TASK BRIEF
Repeat the material in full. Keep every line exactly as it is.

[Records from a data collection]

☆ ☆ ☆

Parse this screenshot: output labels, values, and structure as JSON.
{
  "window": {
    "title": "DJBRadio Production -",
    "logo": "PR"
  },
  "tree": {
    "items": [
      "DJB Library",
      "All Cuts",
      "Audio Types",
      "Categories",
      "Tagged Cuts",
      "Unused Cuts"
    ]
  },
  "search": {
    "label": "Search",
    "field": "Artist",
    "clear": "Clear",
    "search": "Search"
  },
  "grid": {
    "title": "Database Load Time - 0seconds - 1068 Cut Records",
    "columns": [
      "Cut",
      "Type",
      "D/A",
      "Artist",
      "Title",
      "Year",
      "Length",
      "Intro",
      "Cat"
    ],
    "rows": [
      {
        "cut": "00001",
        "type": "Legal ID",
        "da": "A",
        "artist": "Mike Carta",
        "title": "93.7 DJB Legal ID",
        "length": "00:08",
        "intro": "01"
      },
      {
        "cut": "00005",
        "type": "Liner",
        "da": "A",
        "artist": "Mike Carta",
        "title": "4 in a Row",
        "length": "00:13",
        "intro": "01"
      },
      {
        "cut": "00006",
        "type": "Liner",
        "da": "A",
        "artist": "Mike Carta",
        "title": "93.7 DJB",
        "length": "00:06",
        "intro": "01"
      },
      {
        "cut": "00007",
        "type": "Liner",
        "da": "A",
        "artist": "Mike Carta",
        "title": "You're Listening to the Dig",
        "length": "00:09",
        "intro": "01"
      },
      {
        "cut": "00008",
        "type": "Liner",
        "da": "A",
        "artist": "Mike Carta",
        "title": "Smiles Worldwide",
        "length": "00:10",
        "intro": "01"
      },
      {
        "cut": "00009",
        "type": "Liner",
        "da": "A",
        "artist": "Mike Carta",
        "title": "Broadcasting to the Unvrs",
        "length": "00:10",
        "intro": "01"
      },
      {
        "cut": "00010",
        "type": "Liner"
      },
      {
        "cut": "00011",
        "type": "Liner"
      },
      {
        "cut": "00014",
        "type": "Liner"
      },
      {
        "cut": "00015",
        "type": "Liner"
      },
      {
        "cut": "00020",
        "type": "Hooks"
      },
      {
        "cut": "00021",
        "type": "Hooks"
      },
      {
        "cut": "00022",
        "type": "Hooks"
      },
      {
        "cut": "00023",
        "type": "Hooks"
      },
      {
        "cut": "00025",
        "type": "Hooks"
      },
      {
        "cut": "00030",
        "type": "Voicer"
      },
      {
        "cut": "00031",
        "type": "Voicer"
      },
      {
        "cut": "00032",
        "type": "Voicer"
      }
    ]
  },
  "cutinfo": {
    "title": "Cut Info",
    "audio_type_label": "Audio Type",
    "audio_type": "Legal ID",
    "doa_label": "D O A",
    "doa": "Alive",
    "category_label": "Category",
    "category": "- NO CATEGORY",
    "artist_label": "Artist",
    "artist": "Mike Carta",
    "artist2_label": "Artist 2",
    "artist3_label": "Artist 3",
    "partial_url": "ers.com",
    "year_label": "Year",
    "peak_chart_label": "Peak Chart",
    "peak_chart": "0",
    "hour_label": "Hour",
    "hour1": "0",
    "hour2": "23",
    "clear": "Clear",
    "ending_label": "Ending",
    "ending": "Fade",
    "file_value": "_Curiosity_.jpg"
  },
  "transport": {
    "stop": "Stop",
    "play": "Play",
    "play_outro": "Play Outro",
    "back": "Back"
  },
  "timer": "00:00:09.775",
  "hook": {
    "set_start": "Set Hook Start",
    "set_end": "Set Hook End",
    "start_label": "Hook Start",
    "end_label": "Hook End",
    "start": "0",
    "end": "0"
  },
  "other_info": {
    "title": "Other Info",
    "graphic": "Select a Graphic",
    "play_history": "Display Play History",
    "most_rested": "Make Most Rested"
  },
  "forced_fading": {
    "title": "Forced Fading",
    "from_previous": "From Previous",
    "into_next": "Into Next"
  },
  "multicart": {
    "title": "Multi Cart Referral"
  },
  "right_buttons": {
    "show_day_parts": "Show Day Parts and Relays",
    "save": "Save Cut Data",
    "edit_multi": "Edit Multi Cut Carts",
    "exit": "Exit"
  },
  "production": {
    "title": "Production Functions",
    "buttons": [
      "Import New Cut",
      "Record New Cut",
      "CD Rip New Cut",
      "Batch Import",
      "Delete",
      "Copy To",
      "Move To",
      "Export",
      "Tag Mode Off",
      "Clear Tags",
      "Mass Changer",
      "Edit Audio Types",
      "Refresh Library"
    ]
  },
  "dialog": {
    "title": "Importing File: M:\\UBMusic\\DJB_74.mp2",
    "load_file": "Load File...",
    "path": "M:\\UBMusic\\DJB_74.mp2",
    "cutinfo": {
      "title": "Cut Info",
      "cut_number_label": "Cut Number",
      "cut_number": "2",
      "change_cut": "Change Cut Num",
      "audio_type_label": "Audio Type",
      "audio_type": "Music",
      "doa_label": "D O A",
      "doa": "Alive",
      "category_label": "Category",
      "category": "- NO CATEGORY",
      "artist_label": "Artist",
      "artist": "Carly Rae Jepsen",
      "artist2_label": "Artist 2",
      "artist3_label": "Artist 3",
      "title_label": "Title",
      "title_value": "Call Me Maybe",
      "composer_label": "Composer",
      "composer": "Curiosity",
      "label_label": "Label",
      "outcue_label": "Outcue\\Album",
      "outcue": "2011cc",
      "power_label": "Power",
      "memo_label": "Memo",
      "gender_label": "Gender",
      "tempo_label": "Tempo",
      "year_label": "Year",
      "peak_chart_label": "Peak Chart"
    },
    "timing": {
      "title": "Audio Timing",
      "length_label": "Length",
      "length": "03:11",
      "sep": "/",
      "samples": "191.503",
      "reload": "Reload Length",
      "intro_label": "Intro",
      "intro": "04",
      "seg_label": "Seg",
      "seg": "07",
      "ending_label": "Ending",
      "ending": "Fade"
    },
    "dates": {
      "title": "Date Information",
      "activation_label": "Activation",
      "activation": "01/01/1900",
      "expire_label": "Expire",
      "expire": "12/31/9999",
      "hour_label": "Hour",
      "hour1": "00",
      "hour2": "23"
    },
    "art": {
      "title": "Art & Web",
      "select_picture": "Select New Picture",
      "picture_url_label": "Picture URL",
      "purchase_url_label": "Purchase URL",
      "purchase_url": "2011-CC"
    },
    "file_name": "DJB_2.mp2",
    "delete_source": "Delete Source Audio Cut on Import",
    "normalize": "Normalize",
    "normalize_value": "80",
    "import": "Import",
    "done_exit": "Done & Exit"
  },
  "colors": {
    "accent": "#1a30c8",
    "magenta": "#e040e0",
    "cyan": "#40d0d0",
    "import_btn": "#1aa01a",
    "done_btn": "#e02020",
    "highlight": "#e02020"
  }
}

☆ ☆ ☆

RESPONSE
Parse this screenshot: output labels, values, and structure as JSON.
{
  "window": {
    "title": "DJBRadio Production -",
    "logo": "PR"
  },
  "tree": {
    "items": [
      "DJB Library",
      "All Cuts",
      "Audio Types",
      "Categories",
      "Tagged Cuts",
      "Unused Cuts"
    ]
  },
  "search": {
    "label": "Search",
    "field": "Artist",
    "clear": "Clear",
    "search": "Search"
  },
  "grid": {
    "title": "Database Load Time - 0seconds - 1068 Cut Records",
    "columns": [
      "Cut",
      "Type",
      "D/A",
      "Artist",
      "Title",
      "Year",
      "Length",
      "Intro",
      "Cat"
    ],
    "rows": [
      {
        "cut": "00001",
        "type": "Legal ID",
        "da": "A",
        "artist": "Mike Carta",
        "title": "93.7 DJB Legal ID",
        "length": "00:08",
        "intro": "01"
      },
      {
        "cut": "00005",
        "type": "Liner",
        "da": "A",
        "artist": "Mike Carta",
        "title": "4 in a Row",
        "length": "00:13",
        "intro": "01"
      },
      {
        "cut": "00006",
        "type": "Liner",
        "da": "A",
        "artist": "Mike Carta",
        "title": "93.7 DJB",
        "length": "00:06",
        "intro": "01"
      },
      {
        "cut": "00007",
        "type": "Liner",
        "da": "A",
        "artist": "Mike Carta",
        "title": "You're Listening to the Dig",
        "length": "00:09",
        "intro": "01"
      },
      {
        "cut": "00008",
        "type": "Liner",
        "da": "A",
        "artist": "Mike Carta",
        "title": "Smiles Worldwide",
        "length": "00:10",
        "intro": "01"
      },
      {
        "cut": "00009",
        "type": "Liner",
        "da": "A",
        "artist": "Mike Carta",
        "title": "Broadcasting to the Unvrs",
        "length": "00:10",
        "intro": "01"
      },
      {
        "cut": "00010",
        "type": "Liner"
      },
      {
        "cut": "00011",
        "type": "Liner"
      },
      {
        "cut": "00014",
        "type": "Liner"
      },
      {
        "cut": "00015",
        "type": "Liner"
      },
      {
        "cut": "00020",
        "type": "Hooks"
      },
      {
        "cut": "00021",
        "type": "Hooks"
      },
      {
        "cut": "00022",
        "type": "Hooks"
      },
      {
        "cut": "00023",
        "type": "Hooks"
      },
      {
        "cut": "00025",
        "type": "Hooks"
      },
      {
        "cut": "00030",
        "type": "Voicer"
      },
      {
        "cut": "00031",
        "type": "Voicer"
      },
      {
        "cut": "00032",
        "type": "Voicer"
      }
    ]
  },
  "cutinfo": {
    "title": "Cut Info",
    "audio_type_label": "Audio Type",
    "audio_type": "Legal ID",
    "doa_label": "D O A",
    "doa": "Alive",
    "category_label": "Category",
    "category": "- NO CATEGORY",
    "artist_label": "Artist",
    "artist": "Mike Carta",
    "artist2_label": "Artist 2",
    "artist3_label": "Artist 3",
    "partial_url": "ers.com",
    "year_label": "Year",
    "peak_chart_label": "Peak Chart",
    "peak_chart": "0",
    "hour_label": "Hour",
    "hour1": "0",
    "hour2": "23",
    "clear": "Clear",
    "ending_label": "Ending",
    "ending": "Fade",
    "file_value": "_Curiosity_.jpg"
  },
  "transport": {
    "stop": "Stop",
    "play": "Play",
    "play_outro": "Play Outro",
    "back": "Back"
  },
  "timer": "00:00:09.775",
  "hook": {
    "set_start": "Set Hook Start",
    "set_end": "Set Hook End",
    "start_label": "Hook Start",
    "end_label": "Hook End",
    "start": "0",
    "end": "0"
  },
  "other_info": {
    "title": "Other Info",
    "graphic": "Select a Graphic",
    "play_history": "Display Play History",
    "most_rested": "Make Most Rested"
  },
  "forced_fading": {
    "title": "Forced Fading",
    "from_previous": "From Previous",
    "into_next": "Into Next"
  },
  "multicart": {
    "title": "Multi Cart Referral"
  },
  "right_buttons": {
    "show_day_parts": "Show Day Parts and Relays",
    "save": "Save Cut Data",
    "edit_multi": "Edit Multi Cut Carts",
    "exit": "Exit"
  },
  "production": {
    "title": "Production Functions",
    "buttons": [
      "Import New Cut",
      "Record New Cut",
      "CD Rip New Cut",
      "Batch Import",
      "Delete",
      "Copy To",
      "Move To",
      "Export",
      "Tag Mode Off",
      "Clear Tags",
      "Mass Changer",
      "Edit Audio Types",
      "Refresh Library"
    ]
  },
  "dialog": {
    "title": "Importing File: M:\\UBMusic\\DJB_74.mp2",
    "load_file": "Load File...",
    "path": "M:\\UBMusic\\DJB_74.mp2",
    "cutinfo": {
      "title": "Cut Info",
      "cut_number_label": "Cut Number",
      "cut_number": "2",
      "change_cut": "Change Cut Num",
      "audio_type_label": "Audio Type",
      "audio_type": "Music",
      "doa_label": "D O A",
      "doa": "Alive",
      "category_label": "Category",
      "category": "- NO CATEGORY",
      "artist_label": "Artist",
      "artist": "Carly Rae Jepsen",
      "artist2_label": "Artist 2",
      "artist3_label": "Artist 3",
      "title_label": "Title",
      "title_value": "Call Me Maybe",
      "composer_label": "Composer",
      "composer": "Curiosity",
      "label_label": "Label",
      "outcue_label": "Outcue\\Album",
      "outcue": "2011cc",
      "power_label": "Power",
      "memo_label": "Memo",
      "gender_label": "Gender",
      "tempo_label": "Tempo",
      "year_label": "Year",
      "peak_chart_label": "Peak Chart"
    },
    "timing": {
      "title": "Audio Timing",
      "length_label": "Length",
      "length": "03:11",
      "sep": "/",
      "samples": "191.503",
      "reload": "Reload Length",
      "intro_label": "Intro",
      "intro": "04",
      "seg_label": "Seg",
      "seg": "07",
      "ending_label": "Ending",
      "ending": "Fade"
    },
    "dates": {
      "title": "Date Information",
      "activation_label": "Activation",
      "activation": "01/01/1900",
      "expire_label": "Expire",
      "expire": "12/31/9999",
      "hour_label": "Hour",
      "hour1": "00",
      "hour2": "23"
    },
    "art": {
      "title": "Art & Web",
      "select_picture": "Select New Picture",
      "picture_url_label": "Picture URL",
      "purchase_url_label": "Purchase URL",
      "purchase_url": "2011-CC"
    },
    "file_name": "DJB_2.mp2",
    "delete_source": "Delete Source Audio Cut on Import",
    "normalize": "Normalize",
    "normalize_value": "80",
    "import": "Import",
    "done_exit": "Done & Exit"
  },
  "colors": {
    "accent": "#1a30c8",
    "magenta": "#e040e0",
    "cyan": "#40d0d0",
    "import_btn": "#1aa01a",
    "done_btn": "#e02020",
    "highlight": "#e02020"
  }
}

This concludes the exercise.